(Collected data)
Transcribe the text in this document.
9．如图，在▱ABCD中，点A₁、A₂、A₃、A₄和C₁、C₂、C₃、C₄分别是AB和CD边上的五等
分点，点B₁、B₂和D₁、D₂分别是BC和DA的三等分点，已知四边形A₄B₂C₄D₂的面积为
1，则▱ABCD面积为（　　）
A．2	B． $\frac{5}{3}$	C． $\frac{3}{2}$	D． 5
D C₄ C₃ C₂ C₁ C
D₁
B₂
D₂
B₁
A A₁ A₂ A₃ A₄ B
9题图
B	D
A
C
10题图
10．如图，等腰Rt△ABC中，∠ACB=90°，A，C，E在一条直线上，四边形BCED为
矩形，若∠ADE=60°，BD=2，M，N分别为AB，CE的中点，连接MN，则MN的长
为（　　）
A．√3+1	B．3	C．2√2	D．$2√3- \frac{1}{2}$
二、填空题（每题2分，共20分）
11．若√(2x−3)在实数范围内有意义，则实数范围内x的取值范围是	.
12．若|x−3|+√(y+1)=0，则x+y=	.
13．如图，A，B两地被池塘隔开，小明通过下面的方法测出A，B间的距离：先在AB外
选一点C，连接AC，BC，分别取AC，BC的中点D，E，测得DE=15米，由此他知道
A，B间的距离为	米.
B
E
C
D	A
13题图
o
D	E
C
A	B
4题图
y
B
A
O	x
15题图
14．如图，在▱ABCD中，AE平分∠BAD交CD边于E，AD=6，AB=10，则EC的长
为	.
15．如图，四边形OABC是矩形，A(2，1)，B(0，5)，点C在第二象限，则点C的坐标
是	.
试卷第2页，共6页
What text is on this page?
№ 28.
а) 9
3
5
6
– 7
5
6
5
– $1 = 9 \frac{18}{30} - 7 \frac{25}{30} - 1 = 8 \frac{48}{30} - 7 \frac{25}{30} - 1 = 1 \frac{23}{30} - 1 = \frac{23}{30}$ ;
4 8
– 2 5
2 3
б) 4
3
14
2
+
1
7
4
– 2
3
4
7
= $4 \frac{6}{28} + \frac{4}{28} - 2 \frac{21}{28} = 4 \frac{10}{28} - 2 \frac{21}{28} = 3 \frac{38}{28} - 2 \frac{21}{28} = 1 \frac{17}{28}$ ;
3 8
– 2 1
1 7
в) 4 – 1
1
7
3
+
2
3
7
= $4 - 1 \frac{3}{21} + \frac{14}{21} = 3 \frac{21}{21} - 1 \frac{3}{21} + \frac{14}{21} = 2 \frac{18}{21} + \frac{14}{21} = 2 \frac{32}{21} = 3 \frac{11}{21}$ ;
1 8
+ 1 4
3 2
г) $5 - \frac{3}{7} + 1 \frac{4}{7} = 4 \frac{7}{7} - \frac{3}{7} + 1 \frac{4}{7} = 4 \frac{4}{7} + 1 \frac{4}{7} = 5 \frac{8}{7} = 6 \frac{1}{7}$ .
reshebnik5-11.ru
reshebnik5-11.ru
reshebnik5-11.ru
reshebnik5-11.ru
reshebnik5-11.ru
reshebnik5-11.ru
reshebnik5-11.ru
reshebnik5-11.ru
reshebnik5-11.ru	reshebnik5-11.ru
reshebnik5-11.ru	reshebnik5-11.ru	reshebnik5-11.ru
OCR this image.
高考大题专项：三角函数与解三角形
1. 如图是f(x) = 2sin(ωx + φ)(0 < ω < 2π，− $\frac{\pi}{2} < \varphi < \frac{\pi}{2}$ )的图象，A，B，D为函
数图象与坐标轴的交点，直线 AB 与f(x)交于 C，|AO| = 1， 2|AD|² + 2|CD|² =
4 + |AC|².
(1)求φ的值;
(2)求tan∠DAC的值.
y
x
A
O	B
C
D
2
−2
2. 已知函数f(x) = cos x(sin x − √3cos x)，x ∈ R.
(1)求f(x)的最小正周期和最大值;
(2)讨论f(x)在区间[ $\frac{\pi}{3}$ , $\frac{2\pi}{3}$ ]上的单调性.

* _STATED TASK_:
Produce an exact copy of all the records.

* _EXERCISE ANSWER_:
Transcribe the text in this document.
9．如图，在▱ABCD中，点A₁、A₂、A₃、A₄和C₁、C₂、C₃、C₄分别是AB和CD边上的五等
分点，点B₁、B₂和D₁、D₂分别是BC和DA的三等分点，已知四边形A₄B₂C₄D₂的面积为
1，则▱ABCD面积为（　　）
A．2	B． $\frac{5}{3}$	C． $\frac{3}{2}$	D． 5
D C₄ C₃ C₂ C₁ C
D₁
B₂
D₂
B₁
A A₁ A₂ A₃ A₄ B
9题图
B	D
A
C
10题图
10．如图，等腰Rt△ABC中，∠ACB=90°，A，C，E在一条直线上，四边形BCED为
矩形，若∠ADE=60°，BD=2，M，N分别为AB，CE的中点，连接MN，则MN的长
为（　　）
A．√3+1	B．3	C．2√2	D．$2√3- \frac{1}{2}$
二、填空题（每题2分，共20分）
11．若√(2x−3)在实数范围内有意义，则实数范围内x的取值范围是	.
12．若|x−3|+√(y+1)=0，则x+y=	.
13．如图，A，B两地被池塘隔开，小明通过下面的方法测出A，B间的距离：先在AB外
选一点C，连接AC，BC，分别取AC，BC的中点D，E，测得DE=15米，由此他知道
A，B间的距离为	米.
B
E
C
D	A
13题图
o
D	E
C
A	B
4题图
y
B
A
O	x
15题图
14．如图，在▱ABCD中，AE平分∠BAD交CD边于E，AD=6，AB=10，则EC的长
为	.
15．如图，四边形OABC是矩形，A(2，1)，B(0，5)，点C在第二象限，则点C的坐标
是	.
试卷第2页，共6页
What text is on this page?
№ 28.
а) 9
3
5
6
– 7
5
6
5
– $1 = 9 \frac{18}{30} - 7 \frac{25}{30} - 1 = 8 \frac{48}{30} - 7 \frac{25}{30} - 1 = 1 \frac{23}{30} - 1 = \frac{23}{30}$ ;
4 8
– 2 5
2 3
б) 4
3
14
2
+
1
7
4
– 2
3
4
7
= $4 \frac{6}{28} + \frac{4}{28} - 2 \frac{21}{28} = 4 \frac{10}{28} - 2 \frac{21}{28} = 3 \frac{38}{28} - 2 \frac{21}{28} = 1 \frac{17}{28}$ ;
3 8
– 2 1
1 7
в) 4 – 1
1
7
3
+
2
3
7
= $4 - 1 \frac{3}{21} + \frac{14}{21} = 3 \frac{21}{21} - 1 \frac{3}{21} + \frac{14}{21} = 2 \frac{18}{21} + \frac{14}{21} = 2 \frac{32}{21} = 3 \frac{11}{21}$ ;
1 8
+ 1 4
3 2
г) $5 - \frac{3}{7} + 1 \frac{4}{7} = 4 \frac{7}{7} - \frac{3}{7} + 1 \frac{4}{7} = 4 \frac{4}{7} + 1 \frac{4}{7} = 5 \frac{8}{7} = 6 \frac{1}{7}$ .
reshebnik5-11.ru
reshebnik5-11.ru
reshebnik5-11.ru
reshebnik5-11.ru
reshebnik5-11.ru
reshebnik5-11.ru
reshebnik5-11.ru
reshebnik5-11.ru
reshebnik5-11.ru	reshebnik5-11.ru
reshebnik5-11.ru	reshebnik5-11.ru	reshebnik5-11.ru
OCR this image.
高考大题专项：三角函数与解三角形
1. 如图是f(x) = 2sin(ωx + φ)(0 < ω < 2π，− $\frac{\pi}{2} < \varphi < \frac{\pi}{2}$ )的图象，A，B，D为函
数图象与坐标轴的交点，直线 AB 与f(x)交于 C，|AO| = 1， 2|AD|² + 2|CD|² =
4 + |AC|².
(1)求φ的值;
(2)求tan∠DAC的值.
y
x
A
O	B
C
D
2
−2
2. 已知函数f(x) = cos x(sin x − √3cos x)，x ∈ R.
(1)求f(x)的最小正周期和最大值;
(2)讨论f(x)在区间[ $\frac{\pi}{3}$ , $\frac{2\pi}{3}$ ]上的单调性.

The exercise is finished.